— Start of Items —
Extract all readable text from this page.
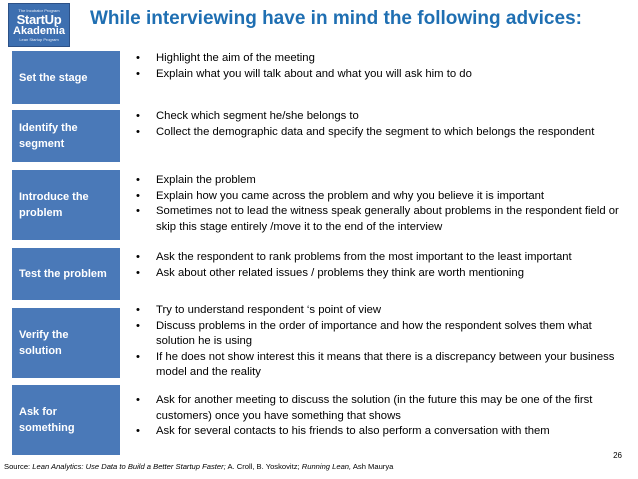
The Incubator Program
StartUp
Akademia
Lean Startup Program
While interviewing have in mind the following advices:
Set the stage
• Highlight the aim of the meeting
• Explain what you will talk about and what you will ask him to do
Identify the segment
• Check which segment he/she belongs to
• Collect the demographic data and specify the segment to which belongs the respondent
Introduce the problem
• Explain the problem
• Explain how you came across the problem and why you believe it is important
• Sometimes not to lead the witness speak generally about problems in the respondent field or skip this stage entirely /move it to the end of the interview
Test the problem
• Ask the respondent to rank problems from the most important to the least important
• Ask about other related issues / problems they think are worth mentioning
Verify the solution
• Try to understand respondent ‘s point of view
• Discuss problems in the order of importance and how the respondent solves them what solution he is using
• If he does not show interest this it means that there is a discrepancy between your business model and the reality
Ask for something
• Ask for another meeting to discuss the solution (in the future this may be one of the first customers) once you have something that shows
• Ask for several contacts to his friends to also perform a conversation with them
26
Source: Lean Analytics: Use Data to Build a Better Startup Faster; A. Croll, B. Yoskovitz; Running Lean, Ash Maurya
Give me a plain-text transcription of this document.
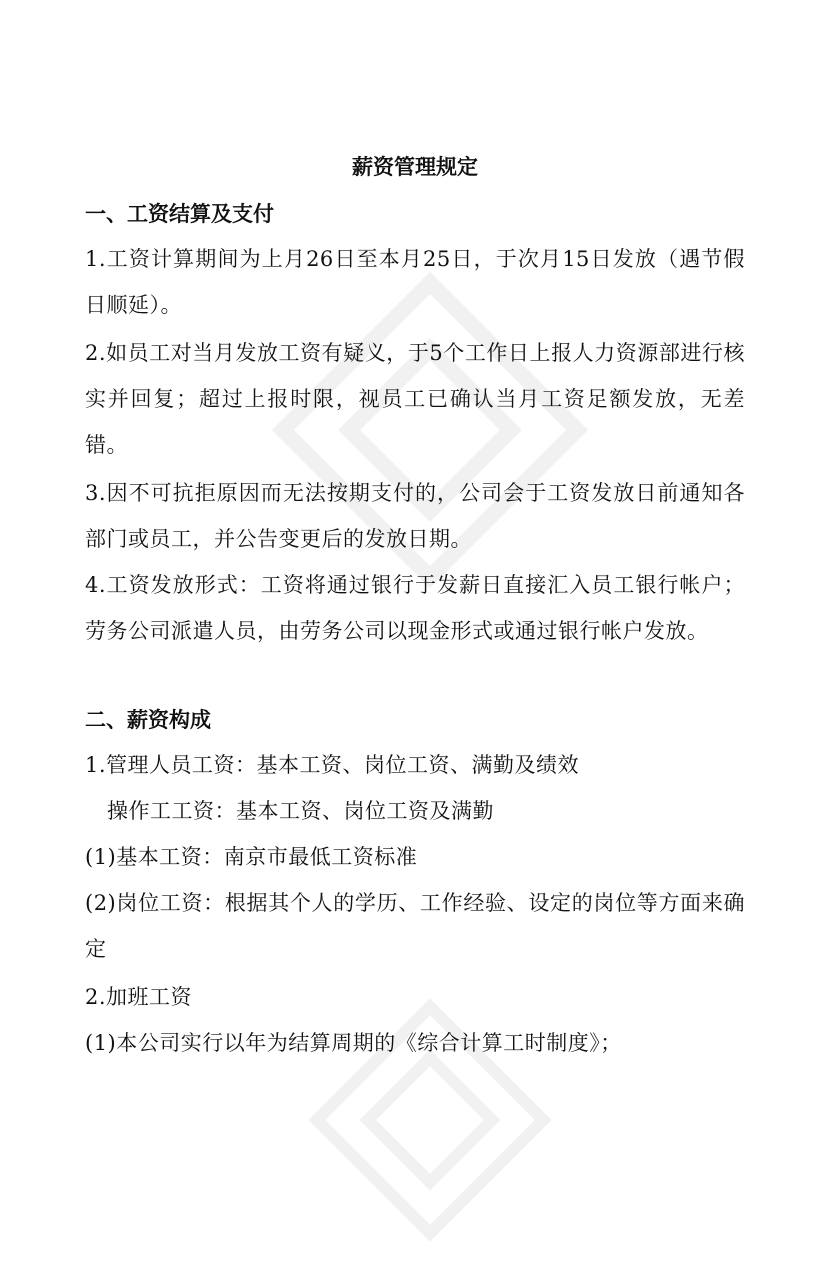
薪资管理规定
一、工资结算及支付
1.工资计算期间为上月26日至本月25日，于次月15日发放（遇节假日顺延）。
2.如员工对当月发放工资有疑义，于5个工作日上报人力资源部进行核实并回复；超过上报时限，视员工已确认当月工资足额发放，无差错。
3.因不可抗拒原因而无法按期支付的，公司会于工资发放日前通知各部门或员工，并公告变更后的发放日期。
4.工资发放形式：工资将通过银行于发薪日直接汇入员工银行帐户；劳务公司派遣人员，由劳务公司以现金形式或通过银行帐户发放。
二、薪资构成
1.管理人员工资：基本工资、岗位工资、满勤及绩效
操作工工资：基本工资、岗位工资及满勤
(1)基本工资：南京市最低工资标准
(2)岗位工资：根据其个人的学历、工作经验、设定的岗位等方面来确定
2.加班工资
(1)本公司实行以年为结算周期的《综合计算工时制度》；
— End of Items —
● **Aim**
Of all the lines above, how many contain "基本工资"? Give the number and nothing more.

● **Response to the exercise**
3